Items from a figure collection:
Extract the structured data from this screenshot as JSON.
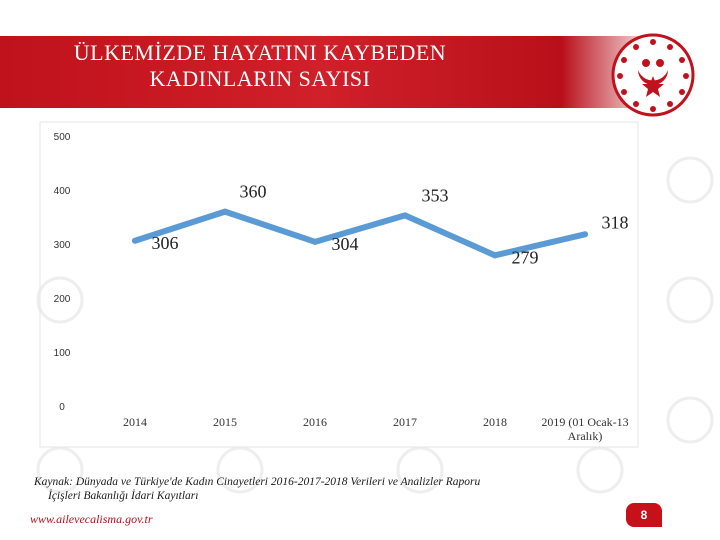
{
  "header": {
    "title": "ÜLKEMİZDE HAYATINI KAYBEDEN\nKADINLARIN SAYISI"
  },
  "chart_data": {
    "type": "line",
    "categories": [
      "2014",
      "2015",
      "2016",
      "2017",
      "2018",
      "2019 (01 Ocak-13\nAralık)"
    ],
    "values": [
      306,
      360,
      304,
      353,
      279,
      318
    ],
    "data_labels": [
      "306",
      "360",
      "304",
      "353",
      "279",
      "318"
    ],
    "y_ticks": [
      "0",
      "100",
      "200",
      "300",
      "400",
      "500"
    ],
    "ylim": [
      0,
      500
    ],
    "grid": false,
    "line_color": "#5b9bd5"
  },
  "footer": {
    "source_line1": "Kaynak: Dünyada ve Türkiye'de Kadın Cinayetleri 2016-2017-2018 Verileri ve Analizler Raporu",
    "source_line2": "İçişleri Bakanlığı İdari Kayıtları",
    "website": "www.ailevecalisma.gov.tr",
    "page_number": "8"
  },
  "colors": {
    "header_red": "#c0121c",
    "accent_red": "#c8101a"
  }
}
==
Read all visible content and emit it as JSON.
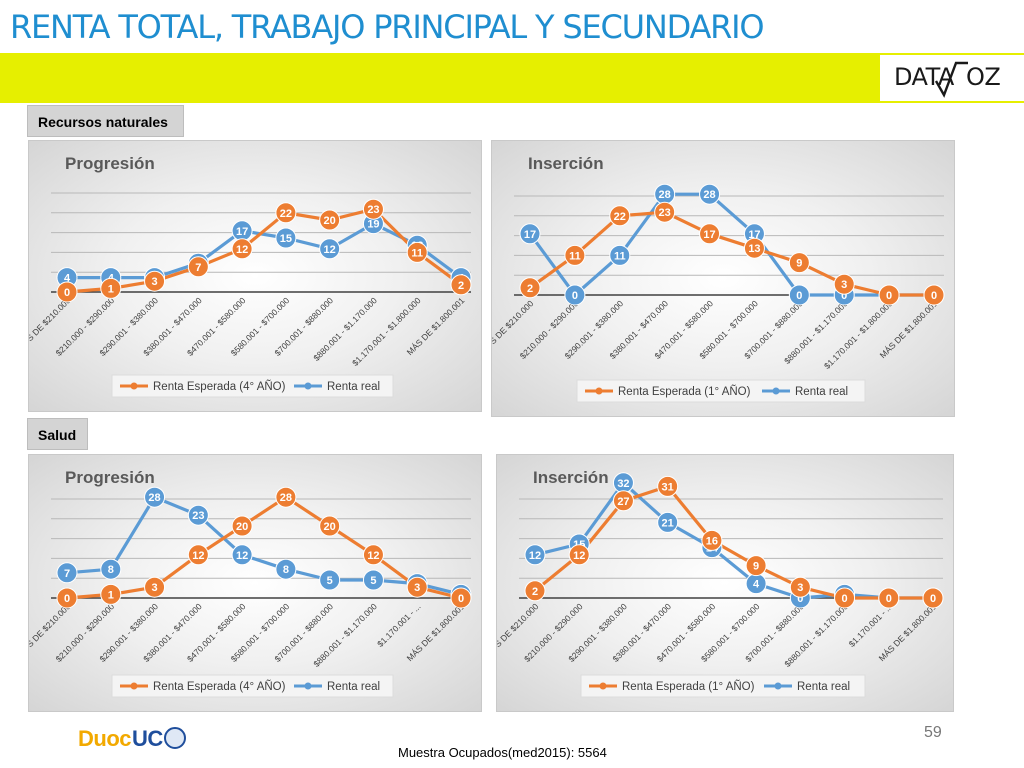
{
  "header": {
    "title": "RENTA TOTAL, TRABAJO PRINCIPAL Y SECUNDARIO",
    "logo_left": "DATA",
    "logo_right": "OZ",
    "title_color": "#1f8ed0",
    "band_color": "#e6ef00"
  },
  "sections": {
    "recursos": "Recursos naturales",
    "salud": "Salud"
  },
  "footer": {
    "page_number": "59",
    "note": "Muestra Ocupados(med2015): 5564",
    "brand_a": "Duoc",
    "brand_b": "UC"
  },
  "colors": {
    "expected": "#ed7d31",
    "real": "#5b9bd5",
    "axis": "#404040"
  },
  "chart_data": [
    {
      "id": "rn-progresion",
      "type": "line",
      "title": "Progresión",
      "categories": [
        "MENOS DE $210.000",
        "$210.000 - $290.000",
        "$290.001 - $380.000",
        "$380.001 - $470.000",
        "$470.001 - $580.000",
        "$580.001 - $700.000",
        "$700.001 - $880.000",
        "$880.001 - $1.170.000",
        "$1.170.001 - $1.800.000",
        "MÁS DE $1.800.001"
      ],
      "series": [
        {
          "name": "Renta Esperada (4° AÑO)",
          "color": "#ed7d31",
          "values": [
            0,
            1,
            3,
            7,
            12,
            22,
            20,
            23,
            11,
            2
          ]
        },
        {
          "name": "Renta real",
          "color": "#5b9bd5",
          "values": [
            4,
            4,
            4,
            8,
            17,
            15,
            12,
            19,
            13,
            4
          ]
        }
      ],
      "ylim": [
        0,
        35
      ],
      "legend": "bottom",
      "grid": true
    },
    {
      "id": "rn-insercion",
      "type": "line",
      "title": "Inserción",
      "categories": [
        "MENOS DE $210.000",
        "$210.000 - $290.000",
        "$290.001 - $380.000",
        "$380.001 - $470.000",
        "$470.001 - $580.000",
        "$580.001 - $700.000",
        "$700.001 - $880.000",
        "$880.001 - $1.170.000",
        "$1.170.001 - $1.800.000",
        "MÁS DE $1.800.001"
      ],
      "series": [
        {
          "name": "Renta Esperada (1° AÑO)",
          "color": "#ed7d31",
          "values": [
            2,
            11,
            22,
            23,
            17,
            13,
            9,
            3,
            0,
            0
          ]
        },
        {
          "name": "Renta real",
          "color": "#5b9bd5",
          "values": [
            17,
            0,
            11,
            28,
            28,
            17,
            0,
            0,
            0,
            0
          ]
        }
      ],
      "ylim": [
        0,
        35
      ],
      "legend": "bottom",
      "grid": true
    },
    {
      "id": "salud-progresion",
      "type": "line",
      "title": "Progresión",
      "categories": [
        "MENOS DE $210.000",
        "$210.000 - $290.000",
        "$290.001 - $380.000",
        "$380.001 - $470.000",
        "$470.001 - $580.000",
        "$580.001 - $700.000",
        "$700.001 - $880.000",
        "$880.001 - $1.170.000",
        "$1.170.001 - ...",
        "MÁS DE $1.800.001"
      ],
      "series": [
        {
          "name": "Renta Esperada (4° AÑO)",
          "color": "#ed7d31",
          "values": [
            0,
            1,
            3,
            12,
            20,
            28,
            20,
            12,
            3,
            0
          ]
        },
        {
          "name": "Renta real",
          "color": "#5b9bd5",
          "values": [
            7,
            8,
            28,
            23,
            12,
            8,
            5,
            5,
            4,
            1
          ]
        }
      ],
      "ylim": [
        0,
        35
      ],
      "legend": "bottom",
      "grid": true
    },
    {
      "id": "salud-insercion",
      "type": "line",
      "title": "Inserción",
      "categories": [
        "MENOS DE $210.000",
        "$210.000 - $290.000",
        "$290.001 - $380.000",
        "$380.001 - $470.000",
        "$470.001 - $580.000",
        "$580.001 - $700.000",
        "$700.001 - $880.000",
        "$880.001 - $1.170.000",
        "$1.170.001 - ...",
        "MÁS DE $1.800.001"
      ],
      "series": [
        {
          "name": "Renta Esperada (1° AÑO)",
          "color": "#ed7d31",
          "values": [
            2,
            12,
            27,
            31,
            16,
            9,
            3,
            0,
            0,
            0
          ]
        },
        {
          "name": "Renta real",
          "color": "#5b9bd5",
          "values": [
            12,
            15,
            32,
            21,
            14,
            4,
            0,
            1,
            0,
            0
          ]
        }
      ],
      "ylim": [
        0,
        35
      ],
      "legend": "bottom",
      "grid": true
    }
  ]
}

* **Task details**: In the records, locate each line holding the string "salud" and copy it.

* **Written response**:
    "salud": "Salud"
      "id": "salud-progresion",
      "id": "salud-insercion",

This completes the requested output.